**AVAILABLE RECORDS**
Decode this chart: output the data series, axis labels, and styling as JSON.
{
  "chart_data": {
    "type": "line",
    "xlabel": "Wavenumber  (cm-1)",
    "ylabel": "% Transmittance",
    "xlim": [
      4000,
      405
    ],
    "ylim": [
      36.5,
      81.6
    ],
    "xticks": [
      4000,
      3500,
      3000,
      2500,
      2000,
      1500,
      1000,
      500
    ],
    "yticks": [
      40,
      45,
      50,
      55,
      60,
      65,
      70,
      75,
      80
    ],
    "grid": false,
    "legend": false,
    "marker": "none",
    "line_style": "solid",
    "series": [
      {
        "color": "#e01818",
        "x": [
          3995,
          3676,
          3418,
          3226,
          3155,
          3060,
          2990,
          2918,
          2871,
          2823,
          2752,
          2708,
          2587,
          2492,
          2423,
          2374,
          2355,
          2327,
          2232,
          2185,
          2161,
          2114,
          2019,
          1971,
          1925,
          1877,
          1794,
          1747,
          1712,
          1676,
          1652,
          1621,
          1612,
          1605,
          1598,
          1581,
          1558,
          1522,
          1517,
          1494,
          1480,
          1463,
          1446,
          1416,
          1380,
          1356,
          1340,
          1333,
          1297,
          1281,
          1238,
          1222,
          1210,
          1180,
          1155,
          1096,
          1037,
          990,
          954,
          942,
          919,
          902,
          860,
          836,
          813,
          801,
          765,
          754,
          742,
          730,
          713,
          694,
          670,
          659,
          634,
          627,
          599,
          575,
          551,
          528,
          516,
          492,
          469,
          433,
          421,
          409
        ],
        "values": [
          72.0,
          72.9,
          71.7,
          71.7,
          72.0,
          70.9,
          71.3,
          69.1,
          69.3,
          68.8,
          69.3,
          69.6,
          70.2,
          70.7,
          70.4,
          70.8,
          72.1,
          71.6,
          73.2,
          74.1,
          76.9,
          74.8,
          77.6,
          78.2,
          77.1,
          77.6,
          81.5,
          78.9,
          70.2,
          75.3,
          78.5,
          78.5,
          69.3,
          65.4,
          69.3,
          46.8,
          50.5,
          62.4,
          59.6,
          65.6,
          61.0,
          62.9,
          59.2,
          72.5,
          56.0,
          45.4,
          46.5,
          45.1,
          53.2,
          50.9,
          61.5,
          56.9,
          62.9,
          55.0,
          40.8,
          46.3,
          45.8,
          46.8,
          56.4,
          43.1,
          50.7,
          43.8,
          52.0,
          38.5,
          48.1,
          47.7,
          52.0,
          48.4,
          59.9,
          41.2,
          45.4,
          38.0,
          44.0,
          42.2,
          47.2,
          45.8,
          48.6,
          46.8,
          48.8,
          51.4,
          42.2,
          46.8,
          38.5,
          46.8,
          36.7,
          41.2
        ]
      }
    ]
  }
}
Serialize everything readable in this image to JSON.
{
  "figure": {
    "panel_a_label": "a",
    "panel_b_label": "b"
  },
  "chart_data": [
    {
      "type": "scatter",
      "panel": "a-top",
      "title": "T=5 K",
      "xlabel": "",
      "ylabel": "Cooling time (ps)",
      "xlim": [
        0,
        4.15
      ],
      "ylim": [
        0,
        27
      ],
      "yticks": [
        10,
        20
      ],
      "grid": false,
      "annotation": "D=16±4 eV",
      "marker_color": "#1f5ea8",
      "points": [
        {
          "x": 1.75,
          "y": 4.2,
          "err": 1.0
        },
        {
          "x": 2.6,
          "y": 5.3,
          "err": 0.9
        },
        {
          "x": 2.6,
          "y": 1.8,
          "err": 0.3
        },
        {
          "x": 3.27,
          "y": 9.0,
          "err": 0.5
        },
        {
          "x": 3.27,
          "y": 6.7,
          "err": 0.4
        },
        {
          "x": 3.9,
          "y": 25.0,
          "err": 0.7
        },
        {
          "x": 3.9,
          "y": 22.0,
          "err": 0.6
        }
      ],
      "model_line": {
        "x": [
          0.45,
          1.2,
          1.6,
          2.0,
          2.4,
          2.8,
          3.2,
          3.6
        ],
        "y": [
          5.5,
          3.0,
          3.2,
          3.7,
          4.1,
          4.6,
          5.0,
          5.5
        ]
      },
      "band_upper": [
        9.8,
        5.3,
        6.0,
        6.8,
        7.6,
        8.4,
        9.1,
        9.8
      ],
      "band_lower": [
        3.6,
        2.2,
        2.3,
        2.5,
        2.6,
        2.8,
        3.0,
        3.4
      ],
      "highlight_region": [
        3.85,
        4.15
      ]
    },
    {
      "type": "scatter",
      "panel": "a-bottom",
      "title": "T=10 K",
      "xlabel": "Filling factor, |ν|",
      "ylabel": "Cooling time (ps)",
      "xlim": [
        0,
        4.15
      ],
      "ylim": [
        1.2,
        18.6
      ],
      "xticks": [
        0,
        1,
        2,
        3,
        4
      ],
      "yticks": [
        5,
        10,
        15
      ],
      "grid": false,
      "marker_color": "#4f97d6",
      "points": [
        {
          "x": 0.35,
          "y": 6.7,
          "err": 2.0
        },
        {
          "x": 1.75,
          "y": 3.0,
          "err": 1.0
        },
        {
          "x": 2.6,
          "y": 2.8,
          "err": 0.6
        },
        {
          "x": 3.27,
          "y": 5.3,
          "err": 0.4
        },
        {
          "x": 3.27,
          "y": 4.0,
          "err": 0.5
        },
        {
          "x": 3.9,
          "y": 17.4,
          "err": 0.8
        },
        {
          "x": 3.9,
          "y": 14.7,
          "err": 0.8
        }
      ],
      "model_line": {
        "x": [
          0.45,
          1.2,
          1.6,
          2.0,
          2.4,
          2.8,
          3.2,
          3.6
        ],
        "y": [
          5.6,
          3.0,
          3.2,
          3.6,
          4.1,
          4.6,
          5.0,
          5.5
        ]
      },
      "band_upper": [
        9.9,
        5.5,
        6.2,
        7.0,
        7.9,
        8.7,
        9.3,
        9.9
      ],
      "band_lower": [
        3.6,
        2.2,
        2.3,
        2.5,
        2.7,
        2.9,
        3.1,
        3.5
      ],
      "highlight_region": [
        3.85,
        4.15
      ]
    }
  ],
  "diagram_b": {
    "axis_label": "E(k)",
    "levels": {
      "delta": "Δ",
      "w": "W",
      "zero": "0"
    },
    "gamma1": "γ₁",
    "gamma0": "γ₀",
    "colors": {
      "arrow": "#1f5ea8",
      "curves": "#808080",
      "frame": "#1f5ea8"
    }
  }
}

**STATED EXERCISE**
Copy out every line in the listing where the word "this" appears.

**EXERCISE ANSWER**
Decode this chart: output the data series, axis labels, and styling as JSON.
Serialize everything readable in this image to JSON.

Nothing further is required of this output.